## Task requirements
Extract, unchanged, every line from the beginning of the records through the line containing "page-title: 玻璃体切除手术前注意事项 xyxy=(104,160,645,209)", with both ends included.

## Entries provided
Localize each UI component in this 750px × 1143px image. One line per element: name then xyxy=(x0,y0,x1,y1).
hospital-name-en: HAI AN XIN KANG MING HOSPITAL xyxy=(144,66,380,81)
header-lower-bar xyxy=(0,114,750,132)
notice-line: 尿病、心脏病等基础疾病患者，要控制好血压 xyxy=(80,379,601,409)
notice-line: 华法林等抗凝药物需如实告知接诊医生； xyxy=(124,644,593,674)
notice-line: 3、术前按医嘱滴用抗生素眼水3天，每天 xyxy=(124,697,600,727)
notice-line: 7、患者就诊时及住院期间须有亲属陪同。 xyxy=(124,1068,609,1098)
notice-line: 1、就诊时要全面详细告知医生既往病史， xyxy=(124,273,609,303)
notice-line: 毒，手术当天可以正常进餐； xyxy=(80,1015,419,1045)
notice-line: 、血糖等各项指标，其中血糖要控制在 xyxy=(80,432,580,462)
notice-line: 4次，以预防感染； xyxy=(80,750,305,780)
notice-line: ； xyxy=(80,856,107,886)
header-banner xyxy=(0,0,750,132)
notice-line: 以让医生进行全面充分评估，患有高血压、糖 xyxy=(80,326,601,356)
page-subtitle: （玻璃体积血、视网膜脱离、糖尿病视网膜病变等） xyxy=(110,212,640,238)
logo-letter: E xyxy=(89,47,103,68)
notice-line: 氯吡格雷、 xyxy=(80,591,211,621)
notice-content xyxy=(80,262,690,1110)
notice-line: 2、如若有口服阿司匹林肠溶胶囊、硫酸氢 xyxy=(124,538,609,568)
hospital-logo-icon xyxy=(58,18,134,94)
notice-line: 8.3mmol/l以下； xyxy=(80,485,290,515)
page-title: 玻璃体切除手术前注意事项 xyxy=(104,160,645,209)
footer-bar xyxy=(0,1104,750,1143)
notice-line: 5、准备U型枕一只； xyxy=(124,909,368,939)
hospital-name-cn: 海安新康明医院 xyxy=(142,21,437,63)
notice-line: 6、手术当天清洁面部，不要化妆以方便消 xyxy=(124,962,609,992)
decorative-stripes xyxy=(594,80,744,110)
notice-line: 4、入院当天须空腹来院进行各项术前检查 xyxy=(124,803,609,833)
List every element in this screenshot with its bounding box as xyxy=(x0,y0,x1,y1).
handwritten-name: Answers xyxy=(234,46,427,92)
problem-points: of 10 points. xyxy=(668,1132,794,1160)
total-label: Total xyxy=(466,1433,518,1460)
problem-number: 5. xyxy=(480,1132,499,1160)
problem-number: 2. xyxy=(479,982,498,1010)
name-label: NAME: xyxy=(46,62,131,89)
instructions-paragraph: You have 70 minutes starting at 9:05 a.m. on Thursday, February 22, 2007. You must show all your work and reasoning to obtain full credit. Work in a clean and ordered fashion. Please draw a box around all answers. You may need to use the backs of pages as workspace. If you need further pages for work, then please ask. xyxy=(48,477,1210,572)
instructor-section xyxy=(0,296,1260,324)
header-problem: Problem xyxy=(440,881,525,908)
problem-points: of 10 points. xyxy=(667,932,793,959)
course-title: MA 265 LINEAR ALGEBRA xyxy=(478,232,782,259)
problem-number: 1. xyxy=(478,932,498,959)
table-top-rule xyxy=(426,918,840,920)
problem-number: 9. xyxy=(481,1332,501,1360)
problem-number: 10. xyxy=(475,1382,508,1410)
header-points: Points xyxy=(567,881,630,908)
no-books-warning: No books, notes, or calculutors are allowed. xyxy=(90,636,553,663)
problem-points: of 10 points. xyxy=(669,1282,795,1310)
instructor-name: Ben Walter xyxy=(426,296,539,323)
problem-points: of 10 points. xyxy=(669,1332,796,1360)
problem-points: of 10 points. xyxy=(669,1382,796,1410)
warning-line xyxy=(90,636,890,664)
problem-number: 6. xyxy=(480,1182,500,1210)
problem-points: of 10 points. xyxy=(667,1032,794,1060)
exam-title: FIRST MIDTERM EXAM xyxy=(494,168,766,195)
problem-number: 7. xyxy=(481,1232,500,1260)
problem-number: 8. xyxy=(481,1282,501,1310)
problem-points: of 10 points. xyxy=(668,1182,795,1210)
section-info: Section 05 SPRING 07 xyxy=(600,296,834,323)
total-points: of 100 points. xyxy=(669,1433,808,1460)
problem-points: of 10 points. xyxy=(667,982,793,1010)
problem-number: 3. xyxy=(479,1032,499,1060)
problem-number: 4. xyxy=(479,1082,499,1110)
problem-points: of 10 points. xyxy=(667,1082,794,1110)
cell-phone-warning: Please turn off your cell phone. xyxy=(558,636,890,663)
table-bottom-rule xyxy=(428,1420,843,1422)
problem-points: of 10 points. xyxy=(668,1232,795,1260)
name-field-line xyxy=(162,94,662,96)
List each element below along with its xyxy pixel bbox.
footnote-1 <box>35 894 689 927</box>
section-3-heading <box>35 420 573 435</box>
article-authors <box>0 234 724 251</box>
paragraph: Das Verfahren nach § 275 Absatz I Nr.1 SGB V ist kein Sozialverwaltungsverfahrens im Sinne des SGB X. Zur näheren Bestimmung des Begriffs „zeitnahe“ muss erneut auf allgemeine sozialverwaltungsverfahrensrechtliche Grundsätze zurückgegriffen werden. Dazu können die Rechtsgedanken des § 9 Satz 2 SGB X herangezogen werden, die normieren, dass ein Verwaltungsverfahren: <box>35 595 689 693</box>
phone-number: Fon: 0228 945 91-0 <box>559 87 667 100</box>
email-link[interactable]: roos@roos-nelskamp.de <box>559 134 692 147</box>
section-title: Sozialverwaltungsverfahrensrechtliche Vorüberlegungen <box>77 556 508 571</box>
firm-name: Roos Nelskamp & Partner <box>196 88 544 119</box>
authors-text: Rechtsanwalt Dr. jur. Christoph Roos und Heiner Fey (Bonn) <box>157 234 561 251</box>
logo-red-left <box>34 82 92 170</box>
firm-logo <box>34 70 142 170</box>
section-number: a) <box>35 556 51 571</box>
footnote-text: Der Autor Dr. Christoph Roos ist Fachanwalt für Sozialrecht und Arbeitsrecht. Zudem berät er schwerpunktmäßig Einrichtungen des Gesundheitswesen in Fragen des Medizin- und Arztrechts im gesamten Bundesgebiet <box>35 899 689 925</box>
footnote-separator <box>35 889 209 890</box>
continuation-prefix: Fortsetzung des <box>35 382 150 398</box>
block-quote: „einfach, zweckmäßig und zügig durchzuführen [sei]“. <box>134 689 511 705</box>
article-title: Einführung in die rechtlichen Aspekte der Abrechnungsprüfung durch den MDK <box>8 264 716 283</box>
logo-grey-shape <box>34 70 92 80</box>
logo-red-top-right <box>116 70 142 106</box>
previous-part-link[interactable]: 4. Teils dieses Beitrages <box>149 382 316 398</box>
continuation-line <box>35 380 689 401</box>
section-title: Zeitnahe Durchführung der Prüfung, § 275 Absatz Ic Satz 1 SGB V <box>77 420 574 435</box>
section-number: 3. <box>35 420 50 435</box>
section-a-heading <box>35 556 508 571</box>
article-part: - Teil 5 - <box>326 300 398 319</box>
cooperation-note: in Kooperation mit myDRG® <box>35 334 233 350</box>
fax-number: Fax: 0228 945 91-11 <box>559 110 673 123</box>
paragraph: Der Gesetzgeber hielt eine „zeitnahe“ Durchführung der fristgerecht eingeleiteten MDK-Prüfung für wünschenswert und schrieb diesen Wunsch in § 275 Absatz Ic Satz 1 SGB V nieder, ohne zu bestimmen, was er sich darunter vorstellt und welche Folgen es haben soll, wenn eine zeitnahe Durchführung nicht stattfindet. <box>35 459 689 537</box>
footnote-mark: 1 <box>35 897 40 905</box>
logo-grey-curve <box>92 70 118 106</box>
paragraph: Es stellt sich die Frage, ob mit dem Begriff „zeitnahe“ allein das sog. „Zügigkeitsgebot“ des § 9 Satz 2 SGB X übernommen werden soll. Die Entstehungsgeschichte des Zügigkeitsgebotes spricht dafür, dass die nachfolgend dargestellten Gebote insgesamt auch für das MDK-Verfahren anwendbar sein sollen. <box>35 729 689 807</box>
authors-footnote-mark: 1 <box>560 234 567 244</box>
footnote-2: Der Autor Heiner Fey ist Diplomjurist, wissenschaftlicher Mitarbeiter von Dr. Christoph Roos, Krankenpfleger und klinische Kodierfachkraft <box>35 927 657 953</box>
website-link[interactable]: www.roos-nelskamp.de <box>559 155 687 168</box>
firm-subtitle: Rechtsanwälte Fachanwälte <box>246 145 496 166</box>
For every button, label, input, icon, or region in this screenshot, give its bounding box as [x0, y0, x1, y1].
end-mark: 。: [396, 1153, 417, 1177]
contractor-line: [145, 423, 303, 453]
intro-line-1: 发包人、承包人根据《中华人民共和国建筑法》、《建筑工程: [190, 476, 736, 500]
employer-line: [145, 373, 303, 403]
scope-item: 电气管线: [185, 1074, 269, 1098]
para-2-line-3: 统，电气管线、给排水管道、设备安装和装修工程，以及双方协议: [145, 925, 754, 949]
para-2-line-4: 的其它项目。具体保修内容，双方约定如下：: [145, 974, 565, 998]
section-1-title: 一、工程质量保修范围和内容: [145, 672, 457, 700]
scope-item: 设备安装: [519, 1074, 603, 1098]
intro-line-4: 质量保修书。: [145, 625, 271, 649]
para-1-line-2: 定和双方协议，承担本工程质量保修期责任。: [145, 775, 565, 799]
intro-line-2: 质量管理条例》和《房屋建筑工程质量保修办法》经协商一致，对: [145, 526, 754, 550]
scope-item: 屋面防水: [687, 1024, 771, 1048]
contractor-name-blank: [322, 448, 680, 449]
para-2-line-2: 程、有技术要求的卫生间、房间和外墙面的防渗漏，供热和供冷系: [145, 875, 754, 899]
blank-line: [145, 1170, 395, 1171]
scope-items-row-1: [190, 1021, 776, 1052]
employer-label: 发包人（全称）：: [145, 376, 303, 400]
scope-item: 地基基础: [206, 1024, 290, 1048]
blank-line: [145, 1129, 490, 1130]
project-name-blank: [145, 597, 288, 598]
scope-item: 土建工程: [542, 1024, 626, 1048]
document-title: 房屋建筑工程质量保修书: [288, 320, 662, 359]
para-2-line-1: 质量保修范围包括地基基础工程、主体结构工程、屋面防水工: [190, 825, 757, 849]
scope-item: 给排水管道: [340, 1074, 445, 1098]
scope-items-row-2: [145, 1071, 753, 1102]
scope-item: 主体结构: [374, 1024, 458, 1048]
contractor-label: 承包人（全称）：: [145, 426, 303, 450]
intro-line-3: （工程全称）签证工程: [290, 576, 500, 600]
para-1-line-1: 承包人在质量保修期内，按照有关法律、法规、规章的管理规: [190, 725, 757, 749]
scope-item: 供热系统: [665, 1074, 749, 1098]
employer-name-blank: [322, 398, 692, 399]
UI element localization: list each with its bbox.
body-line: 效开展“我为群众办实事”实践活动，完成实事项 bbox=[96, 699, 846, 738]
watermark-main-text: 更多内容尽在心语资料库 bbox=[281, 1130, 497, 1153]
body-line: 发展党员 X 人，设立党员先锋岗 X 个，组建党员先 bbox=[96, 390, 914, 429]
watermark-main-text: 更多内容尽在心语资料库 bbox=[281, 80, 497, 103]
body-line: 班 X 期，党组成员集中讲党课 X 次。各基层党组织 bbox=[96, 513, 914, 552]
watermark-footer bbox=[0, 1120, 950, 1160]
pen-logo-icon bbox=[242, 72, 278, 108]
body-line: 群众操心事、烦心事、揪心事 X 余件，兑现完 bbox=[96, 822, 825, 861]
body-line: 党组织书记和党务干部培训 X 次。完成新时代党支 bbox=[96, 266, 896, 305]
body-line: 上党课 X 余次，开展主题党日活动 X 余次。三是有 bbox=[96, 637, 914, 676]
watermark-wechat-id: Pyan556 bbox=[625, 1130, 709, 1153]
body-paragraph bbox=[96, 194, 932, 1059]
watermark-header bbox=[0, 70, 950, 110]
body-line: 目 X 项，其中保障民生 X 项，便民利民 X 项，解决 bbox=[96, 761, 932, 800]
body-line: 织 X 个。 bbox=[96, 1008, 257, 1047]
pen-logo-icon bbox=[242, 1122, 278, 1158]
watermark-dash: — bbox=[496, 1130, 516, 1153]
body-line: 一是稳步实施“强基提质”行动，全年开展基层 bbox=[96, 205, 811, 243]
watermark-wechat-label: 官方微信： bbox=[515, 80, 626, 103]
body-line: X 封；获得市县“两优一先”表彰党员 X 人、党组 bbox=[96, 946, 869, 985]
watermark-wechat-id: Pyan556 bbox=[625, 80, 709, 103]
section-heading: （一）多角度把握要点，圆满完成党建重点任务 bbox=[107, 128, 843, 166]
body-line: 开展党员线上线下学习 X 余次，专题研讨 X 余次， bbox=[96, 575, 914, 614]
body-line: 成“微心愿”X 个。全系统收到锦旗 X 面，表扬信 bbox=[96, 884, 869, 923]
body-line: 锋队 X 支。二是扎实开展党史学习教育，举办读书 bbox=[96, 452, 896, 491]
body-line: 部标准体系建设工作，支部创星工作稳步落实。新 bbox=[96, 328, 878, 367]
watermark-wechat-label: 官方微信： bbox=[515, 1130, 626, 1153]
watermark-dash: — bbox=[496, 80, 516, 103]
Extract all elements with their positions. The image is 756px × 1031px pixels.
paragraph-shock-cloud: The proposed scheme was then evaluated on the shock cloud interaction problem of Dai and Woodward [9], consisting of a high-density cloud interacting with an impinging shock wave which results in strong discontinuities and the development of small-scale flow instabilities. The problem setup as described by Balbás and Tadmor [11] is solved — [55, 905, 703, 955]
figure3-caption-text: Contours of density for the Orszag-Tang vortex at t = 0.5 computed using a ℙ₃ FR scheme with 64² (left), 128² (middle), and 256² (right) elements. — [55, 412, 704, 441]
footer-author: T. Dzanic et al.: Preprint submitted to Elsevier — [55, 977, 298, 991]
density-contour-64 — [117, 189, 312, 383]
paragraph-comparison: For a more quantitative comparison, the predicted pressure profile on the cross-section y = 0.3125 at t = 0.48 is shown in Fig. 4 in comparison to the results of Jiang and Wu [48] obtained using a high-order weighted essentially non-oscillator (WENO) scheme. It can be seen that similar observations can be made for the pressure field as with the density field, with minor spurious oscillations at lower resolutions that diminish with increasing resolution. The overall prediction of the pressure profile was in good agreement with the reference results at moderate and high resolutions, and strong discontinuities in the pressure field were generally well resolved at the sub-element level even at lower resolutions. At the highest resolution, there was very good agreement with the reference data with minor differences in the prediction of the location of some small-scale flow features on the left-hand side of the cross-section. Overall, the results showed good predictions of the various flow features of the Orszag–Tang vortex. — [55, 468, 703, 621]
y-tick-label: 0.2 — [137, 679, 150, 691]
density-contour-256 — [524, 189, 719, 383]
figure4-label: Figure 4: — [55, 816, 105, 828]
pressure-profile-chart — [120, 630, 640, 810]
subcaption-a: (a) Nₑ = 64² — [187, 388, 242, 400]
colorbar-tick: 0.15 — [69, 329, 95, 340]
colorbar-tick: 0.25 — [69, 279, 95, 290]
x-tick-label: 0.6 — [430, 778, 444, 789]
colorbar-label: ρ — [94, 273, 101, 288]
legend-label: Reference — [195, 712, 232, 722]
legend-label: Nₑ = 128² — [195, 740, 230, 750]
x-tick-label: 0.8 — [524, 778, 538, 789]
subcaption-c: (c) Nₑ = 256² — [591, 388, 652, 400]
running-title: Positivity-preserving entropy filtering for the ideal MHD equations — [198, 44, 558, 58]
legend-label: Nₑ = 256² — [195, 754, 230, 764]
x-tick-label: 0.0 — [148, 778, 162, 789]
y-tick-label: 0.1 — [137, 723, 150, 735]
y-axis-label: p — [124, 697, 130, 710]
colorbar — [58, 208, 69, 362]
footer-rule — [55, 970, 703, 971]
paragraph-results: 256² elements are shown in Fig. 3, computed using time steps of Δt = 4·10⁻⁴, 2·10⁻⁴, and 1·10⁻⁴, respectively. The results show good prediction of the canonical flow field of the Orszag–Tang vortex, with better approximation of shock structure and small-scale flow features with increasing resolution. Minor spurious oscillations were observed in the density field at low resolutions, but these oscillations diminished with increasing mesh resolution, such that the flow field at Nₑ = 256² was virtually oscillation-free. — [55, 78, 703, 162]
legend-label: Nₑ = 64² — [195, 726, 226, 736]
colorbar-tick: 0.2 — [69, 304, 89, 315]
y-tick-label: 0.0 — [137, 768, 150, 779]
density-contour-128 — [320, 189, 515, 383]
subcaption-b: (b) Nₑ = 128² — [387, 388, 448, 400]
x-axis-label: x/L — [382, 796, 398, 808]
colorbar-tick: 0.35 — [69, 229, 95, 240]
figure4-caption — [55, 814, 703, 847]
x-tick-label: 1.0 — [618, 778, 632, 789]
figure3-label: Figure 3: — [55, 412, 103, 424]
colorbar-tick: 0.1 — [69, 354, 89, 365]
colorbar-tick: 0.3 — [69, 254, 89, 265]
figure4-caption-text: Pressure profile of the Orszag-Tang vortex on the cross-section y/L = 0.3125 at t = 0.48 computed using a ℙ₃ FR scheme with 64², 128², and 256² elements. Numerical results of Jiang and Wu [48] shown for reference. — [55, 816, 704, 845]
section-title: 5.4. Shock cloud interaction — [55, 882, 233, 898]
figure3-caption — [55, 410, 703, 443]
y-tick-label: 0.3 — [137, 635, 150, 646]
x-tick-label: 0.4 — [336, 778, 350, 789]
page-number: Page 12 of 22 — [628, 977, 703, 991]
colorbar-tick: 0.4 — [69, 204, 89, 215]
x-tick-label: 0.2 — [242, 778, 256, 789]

## Expected output
Localize each UI component in this 750px × 1143px image. One line per element: name then xyxy=(x0,y0,x1,y1).
hospital-name-en: HAI AN XIN KANG MING HOSPITAL xyxy=(144,66,380,81)
header-lower-bar xyxy=(0,114,750,132)
notice-line: 尿病、心脏病等基础疾病患者，要控制好血压 xyxy=(80,379,601,409)
notice-line: 华法林等抗凝药物需如实告知接诊医生； xyxy=(124,644,593,674)
notice-line: 3、术前按医嘱滴用抗生素眼水3天，每天 xyxy=(124,697,600,727)
notice-line: 7、患者就诊时及住院期间须有亲属陪同。 xyxy=(124,1068,609,1098)
notice-line: 1、就诊时要全面详细告知医生既往病史， xyxy=(124,273,609,303)
notice-line: 毒，手术当天可以正常进餐； xyxy=(80,1015,419,1045)
notice-line: 、血糖等各项指标，其中血糖要控制在 xyxy=(80,432,580,462)
notice-line: 4次，以预防感染； xyxy=(80,750,305,780)
notice-line: ； xyxy=(80,856,107,886)
header-banner xyxy=(0,0,750,132)
notice-line: 以让医生进行全面充分评估，患有高血压、糖 xyxy=(80,326,601,356)
page-subtitle: （玻璃体积血、视网膜脱离、糖尿病视网膜病变等） xyxy=(110,212,640,238)
logo-letter: E xyxy=(89,47,103,68)
notice-line: 氯吡格雷、 xyxy=(80,591,211,621)
notice-content xyxy=(80,262,690,1110)
notice-line: 2、如若有口服阿司匹林肠溶胶囊、硫酸氢 xyxy=(124,538,609,568)
hospital-logo-icon xyxy=(58,18,134,94)
notice-line: 8.3mmol/l以下； xyxy=(80,485,290,515)
page-title: 玻璃体切除手术前注意事项 xyxy=(104,160,645,209)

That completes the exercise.